▶ WHAT THIS TASK INVOLVES: Copy out the records in full, word for word, without pictures.

▶ INPUT ROWS:
>>>>>
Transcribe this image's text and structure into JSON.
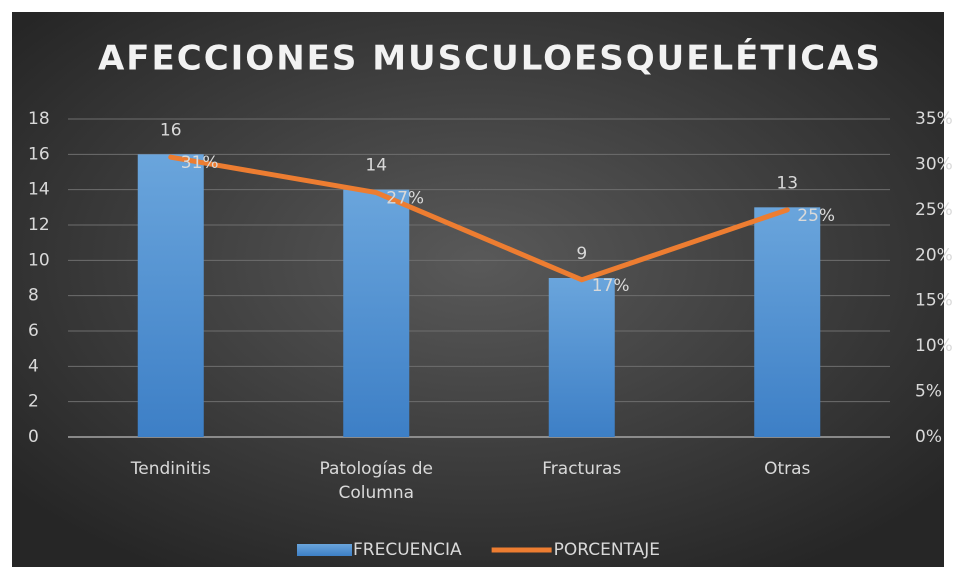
{
  "chart_data": {
    "type": "bar_line",
    "title": "AFECCIONES MUSCULOESQUELÉTICAS",
    "categories": [
      "Tendinitis",
      "Patologías de Columna",
      "Fracturas",
      "Otras"
    ],
    "series": [
      {
        "name": "FRECUENCIA",
        "type": "bar",
        "color": "#5b9bd5",
        "values": [
          16,
          14,
          9,
          13
        ]
      },
      {
        "name": "PORCENTAJE",
        "type": "line",
        "axis": "y2",
        "color": "#ed7d31",
        "values": [
          30.8,
          26.9,
          17.3,
          25
        ],
        "value_labels": [
          "31%",
          "27%",
          "17%",
          "25%"
        ]
      }
    ],
    "ylim": [
      0,
      18
    ],
    "yticks": [
      0,
      2,
      4,
      6,
      8,
      10,
      12,
      14,
      16,
      18
    ],
    "y2lim": [
      0,
      35
    ],
    "y2ticks": [
      {
        "value": 0,
        "label": "0%"
      },
      {
        "value": 5,
        "label": "5%"
      },
      {
        "value": 10,
        "label": "10%"
      },
      {
        "value": 15,
        "label": "15%"
      },
      {
        "value": 20,
        "label": "20%"
      },
      {
        "value": 25,
        "label": "25%"
      },
      {
        "value": 30,
        "label": "30%"
      },
      {
        "value": 35,
        "label": "35%"
      }
    ],
    "grid": true,
    "legend": "bottom"
  }
}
<<<<<
▶ SOLUTION FOR THIS PROBLEM:
Transcribe this image's text and structure into JSON.
{
  "chart_data": {
    "type": "bar_line",
    "title": "AFECCIONES MUSCULOESQUELÉTICAS",
    "categories": [
      "Tendinitis",
      "Patologías de Columna",
      "Fracturas",
      "Otras"
    ],
    "series": [
      {
        "name": "FRECUENCIA",
        "type": "bar",
        "color": "#5b9bd5",
        "values": [
          16,
          14,
          9,
          13
        ]
      },
      {
        "name": "PORCENTAJE",
        "type": "line",
        "axis": "y2",
        "color": "#ed7d31",
        "values": [
          30.8,
          26.9,
          17.3,
          25
        ],
        "value_labels": [
          "31%",
          "27%",
          "17%",
          "25%"
        ]
      }
    ],
    "ylim": [
      0,
      18
    ],
    "yticks": [
      0,
      2,
      4,
      6,
      8,
      10,
      12,
      14,
      16,
      18
    ],
    "y2lim": [
      0,
      35
    ],
    "y2ticks": [
      {
        "value": 0,
        "label": "0%"
      },
      {
        "value": 5,
        "label": "5%"
      },
      {
        "value": 10,
        "label": "10%"
      },
      {
        "value": 15,
        "label": "15%"
      },
      {
        "value": 20,
        "label": "20%"
      },
      {
        "value": 25,
        "label": "25%"
      },
      {
        "value": 30,
        "label": "30%"
      },
      {
        "value": 35,
        "label": "35%"
      }
    ],
    "grid": true,
    "legend": "bottom"
  }
}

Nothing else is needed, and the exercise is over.